EXERCISE PROMPT: Using the listing below, please gather every line containing the word "shortcut".

DATA SUPPLIED:
===

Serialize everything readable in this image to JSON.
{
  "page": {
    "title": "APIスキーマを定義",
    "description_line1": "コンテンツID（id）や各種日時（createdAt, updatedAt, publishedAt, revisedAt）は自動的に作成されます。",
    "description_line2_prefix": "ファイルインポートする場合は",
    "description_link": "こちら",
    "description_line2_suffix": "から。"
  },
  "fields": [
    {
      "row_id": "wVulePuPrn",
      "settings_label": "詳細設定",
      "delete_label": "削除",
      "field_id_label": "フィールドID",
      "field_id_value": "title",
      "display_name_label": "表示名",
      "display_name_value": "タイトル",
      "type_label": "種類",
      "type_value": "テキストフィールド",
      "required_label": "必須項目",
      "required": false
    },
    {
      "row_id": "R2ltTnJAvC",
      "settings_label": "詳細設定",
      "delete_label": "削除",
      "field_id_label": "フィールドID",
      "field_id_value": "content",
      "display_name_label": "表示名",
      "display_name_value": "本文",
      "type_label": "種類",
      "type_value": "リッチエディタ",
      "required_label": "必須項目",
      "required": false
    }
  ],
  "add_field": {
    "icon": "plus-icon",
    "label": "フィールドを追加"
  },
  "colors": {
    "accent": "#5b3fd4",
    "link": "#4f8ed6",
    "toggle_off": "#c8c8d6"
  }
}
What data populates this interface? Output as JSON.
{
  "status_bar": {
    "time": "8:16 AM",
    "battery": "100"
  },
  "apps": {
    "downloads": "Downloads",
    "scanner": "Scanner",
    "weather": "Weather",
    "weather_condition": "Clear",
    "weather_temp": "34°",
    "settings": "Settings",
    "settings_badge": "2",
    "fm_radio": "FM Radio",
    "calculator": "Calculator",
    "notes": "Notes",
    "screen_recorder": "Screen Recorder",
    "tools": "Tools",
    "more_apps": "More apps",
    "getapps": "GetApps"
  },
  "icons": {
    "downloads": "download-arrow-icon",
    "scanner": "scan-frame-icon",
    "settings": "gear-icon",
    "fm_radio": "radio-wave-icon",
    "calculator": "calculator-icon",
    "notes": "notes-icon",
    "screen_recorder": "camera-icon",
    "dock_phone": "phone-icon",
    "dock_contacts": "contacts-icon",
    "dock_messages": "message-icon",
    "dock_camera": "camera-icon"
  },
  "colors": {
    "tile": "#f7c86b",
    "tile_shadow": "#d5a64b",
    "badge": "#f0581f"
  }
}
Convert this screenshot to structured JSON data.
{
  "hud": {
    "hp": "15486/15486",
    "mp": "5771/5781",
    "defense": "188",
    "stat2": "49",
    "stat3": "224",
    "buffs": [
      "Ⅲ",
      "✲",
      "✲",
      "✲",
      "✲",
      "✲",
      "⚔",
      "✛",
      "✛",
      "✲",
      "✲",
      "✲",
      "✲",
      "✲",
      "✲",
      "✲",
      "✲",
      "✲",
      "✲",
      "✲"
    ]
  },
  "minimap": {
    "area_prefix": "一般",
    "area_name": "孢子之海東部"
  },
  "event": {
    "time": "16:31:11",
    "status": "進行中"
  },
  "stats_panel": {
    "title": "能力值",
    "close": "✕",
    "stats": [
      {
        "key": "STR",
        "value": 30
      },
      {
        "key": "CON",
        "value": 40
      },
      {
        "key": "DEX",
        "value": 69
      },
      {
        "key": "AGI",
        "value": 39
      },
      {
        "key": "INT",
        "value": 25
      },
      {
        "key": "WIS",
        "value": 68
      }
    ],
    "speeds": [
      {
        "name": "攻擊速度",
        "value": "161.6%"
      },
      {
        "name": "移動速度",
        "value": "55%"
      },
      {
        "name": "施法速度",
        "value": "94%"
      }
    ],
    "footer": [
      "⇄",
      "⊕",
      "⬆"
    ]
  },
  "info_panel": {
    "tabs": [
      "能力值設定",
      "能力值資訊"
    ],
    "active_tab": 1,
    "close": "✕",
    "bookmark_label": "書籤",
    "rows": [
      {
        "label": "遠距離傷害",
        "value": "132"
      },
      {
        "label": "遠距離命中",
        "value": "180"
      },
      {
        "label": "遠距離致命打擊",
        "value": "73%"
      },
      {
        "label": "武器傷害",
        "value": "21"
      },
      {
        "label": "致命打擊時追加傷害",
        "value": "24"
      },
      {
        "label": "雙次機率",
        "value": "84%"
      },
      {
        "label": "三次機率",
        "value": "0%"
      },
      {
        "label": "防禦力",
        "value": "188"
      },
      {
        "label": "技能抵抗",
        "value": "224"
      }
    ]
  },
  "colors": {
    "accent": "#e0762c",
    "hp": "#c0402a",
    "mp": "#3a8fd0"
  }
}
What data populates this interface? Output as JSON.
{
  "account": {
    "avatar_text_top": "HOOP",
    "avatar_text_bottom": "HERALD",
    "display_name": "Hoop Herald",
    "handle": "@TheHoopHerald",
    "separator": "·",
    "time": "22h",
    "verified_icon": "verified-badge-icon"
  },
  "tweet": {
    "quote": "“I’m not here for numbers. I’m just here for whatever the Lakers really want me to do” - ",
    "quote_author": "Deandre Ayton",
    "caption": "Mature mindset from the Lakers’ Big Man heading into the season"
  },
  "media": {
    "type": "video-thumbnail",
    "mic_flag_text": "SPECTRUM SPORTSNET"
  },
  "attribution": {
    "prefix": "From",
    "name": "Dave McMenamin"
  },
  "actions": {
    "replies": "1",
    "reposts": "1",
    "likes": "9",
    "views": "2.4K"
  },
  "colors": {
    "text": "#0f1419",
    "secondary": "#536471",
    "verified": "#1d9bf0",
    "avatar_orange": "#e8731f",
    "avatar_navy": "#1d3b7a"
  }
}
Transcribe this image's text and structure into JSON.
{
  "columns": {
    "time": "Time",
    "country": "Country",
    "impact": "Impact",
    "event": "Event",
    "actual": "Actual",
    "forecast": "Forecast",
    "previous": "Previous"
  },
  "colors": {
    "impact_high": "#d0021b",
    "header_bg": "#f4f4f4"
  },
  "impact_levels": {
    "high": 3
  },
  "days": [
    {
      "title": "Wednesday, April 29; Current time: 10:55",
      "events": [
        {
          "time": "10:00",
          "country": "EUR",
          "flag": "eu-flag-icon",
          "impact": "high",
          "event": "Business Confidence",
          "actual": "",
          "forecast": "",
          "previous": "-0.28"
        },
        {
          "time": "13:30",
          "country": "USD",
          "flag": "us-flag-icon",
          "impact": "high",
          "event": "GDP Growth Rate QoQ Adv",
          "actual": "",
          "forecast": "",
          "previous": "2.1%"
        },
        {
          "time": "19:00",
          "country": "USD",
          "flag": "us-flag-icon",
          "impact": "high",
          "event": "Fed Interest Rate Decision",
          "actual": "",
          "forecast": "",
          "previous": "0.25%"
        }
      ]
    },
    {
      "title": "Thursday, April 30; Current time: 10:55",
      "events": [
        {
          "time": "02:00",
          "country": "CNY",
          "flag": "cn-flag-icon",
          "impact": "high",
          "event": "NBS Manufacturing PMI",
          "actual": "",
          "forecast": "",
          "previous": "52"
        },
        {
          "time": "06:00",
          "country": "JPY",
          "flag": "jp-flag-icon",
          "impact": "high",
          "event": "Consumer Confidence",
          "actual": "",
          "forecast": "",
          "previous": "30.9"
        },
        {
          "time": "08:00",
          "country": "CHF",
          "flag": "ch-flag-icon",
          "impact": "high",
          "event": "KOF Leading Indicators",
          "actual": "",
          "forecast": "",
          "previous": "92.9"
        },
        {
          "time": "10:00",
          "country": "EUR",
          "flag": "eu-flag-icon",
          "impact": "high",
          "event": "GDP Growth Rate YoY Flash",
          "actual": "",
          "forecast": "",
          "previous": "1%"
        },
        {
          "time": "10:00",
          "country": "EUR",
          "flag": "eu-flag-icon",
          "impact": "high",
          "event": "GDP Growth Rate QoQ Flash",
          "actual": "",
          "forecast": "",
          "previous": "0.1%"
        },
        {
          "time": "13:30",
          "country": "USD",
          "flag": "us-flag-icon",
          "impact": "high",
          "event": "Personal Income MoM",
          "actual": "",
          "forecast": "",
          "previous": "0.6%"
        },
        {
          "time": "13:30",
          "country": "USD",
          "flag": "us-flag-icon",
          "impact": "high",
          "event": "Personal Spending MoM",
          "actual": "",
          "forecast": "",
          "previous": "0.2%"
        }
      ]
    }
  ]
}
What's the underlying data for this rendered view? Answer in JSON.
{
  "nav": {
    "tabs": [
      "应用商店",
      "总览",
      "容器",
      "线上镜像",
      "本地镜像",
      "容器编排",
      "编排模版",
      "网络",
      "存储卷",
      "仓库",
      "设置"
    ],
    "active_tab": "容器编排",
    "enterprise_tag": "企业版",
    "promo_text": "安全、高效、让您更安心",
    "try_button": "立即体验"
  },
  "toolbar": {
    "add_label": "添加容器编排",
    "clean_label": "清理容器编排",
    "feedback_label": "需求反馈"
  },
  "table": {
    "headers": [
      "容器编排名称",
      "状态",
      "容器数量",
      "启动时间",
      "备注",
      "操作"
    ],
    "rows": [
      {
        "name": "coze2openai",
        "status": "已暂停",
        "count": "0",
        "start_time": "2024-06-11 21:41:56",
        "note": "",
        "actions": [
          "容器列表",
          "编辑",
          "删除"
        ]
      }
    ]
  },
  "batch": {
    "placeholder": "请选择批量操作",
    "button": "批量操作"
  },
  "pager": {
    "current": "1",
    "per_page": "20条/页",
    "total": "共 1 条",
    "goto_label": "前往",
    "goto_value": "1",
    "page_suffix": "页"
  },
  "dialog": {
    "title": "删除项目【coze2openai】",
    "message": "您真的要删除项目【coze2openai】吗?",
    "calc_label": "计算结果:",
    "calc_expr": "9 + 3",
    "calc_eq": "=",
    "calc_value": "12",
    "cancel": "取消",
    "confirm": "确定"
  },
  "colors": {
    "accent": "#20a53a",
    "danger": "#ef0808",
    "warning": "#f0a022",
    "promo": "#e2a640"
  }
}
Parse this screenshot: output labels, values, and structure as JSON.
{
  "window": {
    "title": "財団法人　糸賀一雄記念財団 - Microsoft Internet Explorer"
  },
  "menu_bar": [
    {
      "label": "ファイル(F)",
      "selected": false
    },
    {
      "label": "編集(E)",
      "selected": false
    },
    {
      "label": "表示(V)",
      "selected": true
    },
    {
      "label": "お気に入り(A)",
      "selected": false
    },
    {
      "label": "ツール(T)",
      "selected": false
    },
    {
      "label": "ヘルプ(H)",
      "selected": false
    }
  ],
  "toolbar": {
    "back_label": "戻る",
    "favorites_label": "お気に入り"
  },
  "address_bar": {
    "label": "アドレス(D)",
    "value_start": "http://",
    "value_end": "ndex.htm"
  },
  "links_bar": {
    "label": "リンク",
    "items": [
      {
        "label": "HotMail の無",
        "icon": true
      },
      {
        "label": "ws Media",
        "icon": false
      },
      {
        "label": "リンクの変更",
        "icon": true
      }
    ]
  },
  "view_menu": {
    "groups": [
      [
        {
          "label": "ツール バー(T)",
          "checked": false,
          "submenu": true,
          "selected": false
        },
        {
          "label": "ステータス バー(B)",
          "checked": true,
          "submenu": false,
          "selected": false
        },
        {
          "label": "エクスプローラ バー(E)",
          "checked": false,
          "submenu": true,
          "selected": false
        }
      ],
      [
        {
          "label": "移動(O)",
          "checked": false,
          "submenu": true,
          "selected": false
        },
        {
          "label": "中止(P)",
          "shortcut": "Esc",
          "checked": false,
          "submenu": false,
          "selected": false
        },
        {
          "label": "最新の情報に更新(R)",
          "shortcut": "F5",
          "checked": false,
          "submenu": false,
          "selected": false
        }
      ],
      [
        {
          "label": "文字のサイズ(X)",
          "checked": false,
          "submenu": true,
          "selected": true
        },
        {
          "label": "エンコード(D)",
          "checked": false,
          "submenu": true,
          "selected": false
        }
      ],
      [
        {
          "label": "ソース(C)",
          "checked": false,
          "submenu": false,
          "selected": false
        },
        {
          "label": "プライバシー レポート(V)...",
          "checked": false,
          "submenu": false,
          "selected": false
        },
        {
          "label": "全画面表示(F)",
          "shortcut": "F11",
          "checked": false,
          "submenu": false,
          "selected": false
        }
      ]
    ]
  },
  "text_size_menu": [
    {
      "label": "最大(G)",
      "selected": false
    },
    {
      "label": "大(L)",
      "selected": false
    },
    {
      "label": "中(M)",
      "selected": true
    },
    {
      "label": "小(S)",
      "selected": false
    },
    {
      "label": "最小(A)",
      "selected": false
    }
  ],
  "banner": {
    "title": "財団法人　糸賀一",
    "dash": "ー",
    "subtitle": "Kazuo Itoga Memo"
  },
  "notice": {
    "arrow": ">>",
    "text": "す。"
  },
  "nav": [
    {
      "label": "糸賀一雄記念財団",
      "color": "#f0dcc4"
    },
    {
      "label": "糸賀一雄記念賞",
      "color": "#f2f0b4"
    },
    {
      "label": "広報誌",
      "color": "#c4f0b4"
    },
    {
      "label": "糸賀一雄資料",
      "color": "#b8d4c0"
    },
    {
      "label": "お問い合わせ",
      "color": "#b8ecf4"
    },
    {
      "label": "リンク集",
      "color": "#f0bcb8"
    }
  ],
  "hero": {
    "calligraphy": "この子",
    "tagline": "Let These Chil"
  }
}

===

RESPONSE:
          "shortcut": "Esc",
          "shortcut": "F5",
          "shortcut": "F11",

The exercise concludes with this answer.